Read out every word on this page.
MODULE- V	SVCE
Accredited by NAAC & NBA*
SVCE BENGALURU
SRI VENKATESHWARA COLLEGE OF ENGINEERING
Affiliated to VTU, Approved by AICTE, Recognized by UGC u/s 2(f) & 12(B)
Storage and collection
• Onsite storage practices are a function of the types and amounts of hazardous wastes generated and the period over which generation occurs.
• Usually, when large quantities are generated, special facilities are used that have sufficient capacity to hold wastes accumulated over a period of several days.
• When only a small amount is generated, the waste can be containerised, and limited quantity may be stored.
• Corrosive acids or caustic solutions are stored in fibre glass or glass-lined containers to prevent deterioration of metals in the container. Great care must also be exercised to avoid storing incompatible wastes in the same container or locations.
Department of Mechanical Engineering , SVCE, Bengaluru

*****

Instructions for the task:
Copy all of the material word for word.

The result:
Read out every word on this page.
MODULE- V	SVCE
Accredited by NAAC & NBA*
SVCE BENGALURU
SRI VENKATESHWARA COLLEGE OF ENGINEERING
Affiliated to VTU, Approved by AICTE, Recognized by UGC u/s 2(f) & 12(B)
Storage and collection
• Onsite storage practices are a function of the types and amounts of hazardous wastes generated and the period over which generation occurs.
• Usually, when large quantities are generated, special facilities are used that have sufficient capacity to hold wastes accumulated over a period of several days.
• When only a small amount is generated, the waste can be containerised, and limited quantity may be stored.
• Corrosive acids or caustic solutions are stored in fibre glass or glass-lined containers to prevent deterioration of metals in the container. Great care must also be exercised to avoid storing incompatible wastes in the same container or locations.
Department of Mechanical Engineering , SVCE, Bengaluru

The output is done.